* [Goal] Find the lines that contain the word "Microsoft" and copy each one.

* [Provided data]
+---+
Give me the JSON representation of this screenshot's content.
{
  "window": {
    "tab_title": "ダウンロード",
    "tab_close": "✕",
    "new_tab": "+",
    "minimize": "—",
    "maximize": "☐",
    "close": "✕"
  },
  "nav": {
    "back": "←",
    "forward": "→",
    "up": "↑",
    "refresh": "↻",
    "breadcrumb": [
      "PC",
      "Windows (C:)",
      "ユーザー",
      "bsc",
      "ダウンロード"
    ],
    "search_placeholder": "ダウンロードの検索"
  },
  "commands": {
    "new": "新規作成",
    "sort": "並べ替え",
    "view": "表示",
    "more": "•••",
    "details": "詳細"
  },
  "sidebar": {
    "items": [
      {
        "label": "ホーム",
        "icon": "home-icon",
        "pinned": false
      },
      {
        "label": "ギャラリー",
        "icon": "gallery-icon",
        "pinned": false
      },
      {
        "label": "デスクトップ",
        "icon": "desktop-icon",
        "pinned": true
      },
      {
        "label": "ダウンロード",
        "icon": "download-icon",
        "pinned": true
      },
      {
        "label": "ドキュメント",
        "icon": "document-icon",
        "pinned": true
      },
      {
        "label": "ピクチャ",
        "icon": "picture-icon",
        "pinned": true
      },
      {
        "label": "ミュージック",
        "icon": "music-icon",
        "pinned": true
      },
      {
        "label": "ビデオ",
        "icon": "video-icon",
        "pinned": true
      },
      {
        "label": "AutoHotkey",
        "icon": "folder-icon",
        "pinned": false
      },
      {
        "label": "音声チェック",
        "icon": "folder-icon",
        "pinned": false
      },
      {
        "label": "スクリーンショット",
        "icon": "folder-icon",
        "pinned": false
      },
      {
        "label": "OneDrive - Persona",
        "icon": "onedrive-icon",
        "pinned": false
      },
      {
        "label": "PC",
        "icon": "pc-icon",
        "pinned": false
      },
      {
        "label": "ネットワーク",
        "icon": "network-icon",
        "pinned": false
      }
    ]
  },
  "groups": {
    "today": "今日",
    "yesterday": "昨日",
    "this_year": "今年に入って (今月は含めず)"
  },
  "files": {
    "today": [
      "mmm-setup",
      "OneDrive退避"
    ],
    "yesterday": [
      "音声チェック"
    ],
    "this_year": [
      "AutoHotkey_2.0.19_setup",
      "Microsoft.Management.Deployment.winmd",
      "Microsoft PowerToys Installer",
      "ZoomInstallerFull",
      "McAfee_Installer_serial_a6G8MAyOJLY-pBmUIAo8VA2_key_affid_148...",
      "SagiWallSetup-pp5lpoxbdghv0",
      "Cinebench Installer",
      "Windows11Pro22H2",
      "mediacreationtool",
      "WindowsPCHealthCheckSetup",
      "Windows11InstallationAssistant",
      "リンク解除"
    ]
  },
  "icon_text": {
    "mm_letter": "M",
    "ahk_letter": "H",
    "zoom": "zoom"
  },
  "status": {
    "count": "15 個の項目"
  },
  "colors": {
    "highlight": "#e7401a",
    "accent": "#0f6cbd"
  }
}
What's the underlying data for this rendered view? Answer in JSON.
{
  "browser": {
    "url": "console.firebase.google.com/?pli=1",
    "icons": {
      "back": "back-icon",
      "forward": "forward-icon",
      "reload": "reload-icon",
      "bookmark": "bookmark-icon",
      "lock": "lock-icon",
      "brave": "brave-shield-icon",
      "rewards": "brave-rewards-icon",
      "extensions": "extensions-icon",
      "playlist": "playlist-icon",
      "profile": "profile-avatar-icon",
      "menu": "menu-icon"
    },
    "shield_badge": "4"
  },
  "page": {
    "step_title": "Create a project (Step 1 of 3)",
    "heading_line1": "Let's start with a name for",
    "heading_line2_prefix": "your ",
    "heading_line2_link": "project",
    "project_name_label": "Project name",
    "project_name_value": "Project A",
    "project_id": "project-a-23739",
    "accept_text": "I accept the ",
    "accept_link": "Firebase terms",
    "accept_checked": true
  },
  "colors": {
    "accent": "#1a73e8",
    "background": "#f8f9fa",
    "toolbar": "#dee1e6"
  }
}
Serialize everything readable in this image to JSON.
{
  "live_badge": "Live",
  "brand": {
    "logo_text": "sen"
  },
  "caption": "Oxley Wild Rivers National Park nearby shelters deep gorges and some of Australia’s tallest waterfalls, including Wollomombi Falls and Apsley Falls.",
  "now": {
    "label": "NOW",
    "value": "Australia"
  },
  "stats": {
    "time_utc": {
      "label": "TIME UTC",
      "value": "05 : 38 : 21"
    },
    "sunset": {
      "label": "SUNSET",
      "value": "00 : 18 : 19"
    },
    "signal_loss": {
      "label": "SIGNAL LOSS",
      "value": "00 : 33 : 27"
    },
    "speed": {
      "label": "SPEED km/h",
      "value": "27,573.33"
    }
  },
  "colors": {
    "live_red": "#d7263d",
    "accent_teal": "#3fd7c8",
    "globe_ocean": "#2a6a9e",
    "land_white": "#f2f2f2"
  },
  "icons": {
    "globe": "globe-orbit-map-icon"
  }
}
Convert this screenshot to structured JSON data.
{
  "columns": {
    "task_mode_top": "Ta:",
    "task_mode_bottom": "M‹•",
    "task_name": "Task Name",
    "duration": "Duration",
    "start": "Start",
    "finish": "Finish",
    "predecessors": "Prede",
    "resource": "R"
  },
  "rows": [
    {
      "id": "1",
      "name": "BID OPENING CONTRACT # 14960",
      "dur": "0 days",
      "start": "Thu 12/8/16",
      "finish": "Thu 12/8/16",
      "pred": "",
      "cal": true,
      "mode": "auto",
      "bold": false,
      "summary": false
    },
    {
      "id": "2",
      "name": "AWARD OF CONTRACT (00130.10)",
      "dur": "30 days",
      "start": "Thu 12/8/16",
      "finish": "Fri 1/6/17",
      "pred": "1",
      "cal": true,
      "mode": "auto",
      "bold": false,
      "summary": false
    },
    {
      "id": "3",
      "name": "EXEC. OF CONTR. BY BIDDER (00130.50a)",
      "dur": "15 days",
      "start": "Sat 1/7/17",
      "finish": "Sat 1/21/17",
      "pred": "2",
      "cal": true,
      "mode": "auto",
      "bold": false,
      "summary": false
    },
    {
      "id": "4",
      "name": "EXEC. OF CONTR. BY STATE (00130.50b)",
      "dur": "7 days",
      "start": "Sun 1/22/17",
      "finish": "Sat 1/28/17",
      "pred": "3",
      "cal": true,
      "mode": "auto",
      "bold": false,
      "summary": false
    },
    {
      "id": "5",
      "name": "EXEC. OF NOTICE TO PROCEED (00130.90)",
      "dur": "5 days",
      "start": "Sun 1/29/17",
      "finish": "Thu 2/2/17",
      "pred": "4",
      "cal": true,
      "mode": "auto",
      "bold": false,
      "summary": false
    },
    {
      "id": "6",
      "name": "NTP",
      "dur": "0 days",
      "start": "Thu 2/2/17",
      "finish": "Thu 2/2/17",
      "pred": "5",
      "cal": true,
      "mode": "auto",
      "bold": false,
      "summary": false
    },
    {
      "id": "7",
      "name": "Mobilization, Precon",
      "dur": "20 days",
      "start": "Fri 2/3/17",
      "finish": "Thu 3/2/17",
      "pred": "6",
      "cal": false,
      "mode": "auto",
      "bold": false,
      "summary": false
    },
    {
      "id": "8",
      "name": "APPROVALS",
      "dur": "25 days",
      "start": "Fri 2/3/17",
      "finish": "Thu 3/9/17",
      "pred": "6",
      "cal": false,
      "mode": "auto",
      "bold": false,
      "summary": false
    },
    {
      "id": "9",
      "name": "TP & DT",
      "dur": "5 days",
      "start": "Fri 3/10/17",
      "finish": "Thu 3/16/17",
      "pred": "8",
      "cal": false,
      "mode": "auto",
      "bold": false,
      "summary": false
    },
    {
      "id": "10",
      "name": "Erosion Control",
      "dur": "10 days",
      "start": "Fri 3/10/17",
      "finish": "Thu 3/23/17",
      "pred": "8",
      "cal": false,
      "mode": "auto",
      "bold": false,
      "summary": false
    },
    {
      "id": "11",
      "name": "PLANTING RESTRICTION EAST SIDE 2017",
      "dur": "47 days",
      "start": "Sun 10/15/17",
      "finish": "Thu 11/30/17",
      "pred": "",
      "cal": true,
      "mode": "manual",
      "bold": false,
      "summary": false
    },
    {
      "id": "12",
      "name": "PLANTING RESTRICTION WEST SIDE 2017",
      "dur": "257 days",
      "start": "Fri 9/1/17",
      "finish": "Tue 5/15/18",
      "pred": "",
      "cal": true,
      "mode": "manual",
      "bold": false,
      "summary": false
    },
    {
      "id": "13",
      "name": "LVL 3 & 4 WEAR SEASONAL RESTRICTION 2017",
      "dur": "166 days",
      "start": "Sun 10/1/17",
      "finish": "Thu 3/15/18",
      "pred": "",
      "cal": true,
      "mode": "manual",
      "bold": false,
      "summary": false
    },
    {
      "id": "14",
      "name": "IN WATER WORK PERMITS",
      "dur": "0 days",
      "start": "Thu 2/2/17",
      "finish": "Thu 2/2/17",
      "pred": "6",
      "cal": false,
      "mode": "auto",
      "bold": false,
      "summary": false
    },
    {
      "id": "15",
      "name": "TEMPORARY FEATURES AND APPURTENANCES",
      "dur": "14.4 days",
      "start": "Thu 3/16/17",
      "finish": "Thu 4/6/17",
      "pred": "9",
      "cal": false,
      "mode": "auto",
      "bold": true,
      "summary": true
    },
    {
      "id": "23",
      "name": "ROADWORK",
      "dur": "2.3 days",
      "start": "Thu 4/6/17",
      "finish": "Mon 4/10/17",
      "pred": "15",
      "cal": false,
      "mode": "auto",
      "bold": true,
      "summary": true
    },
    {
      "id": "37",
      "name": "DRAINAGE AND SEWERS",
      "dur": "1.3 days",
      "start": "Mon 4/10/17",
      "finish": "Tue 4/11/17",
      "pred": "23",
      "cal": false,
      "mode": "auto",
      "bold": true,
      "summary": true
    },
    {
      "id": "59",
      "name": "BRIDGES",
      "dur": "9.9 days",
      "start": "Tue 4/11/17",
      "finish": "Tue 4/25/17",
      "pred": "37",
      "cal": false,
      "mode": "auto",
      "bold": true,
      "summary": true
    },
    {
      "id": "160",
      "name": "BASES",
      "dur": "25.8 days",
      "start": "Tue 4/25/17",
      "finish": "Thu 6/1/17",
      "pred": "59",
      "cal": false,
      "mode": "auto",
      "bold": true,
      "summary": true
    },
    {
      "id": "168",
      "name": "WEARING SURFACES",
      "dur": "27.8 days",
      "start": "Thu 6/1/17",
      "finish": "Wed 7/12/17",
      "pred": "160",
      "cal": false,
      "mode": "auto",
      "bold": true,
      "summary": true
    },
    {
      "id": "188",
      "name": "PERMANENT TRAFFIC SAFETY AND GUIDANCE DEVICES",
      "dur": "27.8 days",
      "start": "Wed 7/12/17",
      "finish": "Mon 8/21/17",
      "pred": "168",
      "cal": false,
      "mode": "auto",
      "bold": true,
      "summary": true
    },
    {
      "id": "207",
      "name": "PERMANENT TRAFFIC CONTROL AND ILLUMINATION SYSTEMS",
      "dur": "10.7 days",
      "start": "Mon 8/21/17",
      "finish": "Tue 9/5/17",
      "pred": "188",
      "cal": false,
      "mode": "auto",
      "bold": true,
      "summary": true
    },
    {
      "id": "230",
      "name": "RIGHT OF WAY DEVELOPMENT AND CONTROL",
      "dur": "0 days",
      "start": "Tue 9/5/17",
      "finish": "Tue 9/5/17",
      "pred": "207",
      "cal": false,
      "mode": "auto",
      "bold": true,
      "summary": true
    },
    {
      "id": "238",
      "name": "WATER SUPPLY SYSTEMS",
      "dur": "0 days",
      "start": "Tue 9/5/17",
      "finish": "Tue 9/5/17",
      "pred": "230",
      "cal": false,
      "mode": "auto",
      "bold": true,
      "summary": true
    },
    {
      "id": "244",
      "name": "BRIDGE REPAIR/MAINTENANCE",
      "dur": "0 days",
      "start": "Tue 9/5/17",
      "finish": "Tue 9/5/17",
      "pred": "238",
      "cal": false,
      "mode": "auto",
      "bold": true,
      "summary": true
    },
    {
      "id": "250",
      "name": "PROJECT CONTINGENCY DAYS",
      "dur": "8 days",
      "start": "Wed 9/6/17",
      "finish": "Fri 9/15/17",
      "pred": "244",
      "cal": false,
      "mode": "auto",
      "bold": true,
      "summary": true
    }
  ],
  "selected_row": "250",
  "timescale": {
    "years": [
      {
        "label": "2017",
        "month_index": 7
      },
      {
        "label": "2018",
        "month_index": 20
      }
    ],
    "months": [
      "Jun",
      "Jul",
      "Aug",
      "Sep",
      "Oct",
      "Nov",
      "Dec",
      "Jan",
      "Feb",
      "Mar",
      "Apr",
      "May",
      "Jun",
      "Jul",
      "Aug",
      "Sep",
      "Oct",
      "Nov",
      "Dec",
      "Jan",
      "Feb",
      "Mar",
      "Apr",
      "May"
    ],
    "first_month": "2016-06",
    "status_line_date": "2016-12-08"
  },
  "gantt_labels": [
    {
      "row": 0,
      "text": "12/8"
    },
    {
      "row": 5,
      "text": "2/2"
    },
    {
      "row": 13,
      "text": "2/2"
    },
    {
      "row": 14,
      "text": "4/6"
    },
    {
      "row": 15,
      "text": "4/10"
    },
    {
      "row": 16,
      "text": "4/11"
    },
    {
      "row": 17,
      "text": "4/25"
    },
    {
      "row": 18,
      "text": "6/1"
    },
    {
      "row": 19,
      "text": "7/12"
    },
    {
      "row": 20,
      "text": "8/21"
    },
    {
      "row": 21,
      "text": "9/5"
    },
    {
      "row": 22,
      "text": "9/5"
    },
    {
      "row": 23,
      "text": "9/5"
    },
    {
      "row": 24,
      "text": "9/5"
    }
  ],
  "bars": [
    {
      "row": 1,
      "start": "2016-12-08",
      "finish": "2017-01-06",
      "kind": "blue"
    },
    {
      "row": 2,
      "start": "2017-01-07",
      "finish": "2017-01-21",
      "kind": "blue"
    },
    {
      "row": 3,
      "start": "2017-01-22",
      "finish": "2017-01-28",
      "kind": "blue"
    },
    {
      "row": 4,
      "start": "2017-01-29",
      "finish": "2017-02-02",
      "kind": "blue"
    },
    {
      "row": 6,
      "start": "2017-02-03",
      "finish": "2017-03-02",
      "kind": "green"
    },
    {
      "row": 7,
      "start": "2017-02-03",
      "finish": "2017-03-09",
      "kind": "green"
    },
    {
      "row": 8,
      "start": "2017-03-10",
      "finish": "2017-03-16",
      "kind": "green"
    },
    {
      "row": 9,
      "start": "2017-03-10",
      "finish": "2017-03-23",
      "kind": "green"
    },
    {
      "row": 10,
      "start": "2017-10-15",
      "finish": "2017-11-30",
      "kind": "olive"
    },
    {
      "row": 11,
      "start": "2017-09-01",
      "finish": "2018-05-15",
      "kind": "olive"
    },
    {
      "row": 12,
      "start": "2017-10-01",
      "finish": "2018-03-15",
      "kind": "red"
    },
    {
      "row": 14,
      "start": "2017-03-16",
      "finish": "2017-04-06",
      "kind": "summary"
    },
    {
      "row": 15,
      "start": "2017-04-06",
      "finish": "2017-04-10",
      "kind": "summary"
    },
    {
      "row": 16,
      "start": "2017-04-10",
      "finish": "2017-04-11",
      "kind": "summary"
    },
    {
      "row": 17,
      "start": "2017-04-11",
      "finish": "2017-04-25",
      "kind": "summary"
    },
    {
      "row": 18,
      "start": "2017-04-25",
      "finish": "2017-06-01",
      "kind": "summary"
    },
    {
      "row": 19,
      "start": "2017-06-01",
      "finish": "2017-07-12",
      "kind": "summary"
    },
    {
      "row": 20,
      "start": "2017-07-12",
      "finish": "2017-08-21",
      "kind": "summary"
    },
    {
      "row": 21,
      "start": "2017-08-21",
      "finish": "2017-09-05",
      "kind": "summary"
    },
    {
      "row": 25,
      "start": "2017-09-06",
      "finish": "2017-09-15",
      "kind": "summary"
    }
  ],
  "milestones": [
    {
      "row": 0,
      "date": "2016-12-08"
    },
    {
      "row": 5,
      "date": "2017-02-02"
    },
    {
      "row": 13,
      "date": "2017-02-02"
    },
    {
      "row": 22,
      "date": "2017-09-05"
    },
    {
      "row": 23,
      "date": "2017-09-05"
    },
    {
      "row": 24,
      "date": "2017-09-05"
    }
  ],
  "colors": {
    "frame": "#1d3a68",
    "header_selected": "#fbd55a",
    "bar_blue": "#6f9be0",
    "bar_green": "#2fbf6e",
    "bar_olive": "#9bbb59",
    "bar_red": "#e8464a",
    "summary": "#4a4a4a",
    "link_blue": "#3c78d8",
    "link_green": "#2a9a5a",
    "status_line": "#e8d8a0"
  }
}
+---+
* [The response]
      "Microsoft.Management.Deployment.winmd",
      "Microsoft PowerToys Installer",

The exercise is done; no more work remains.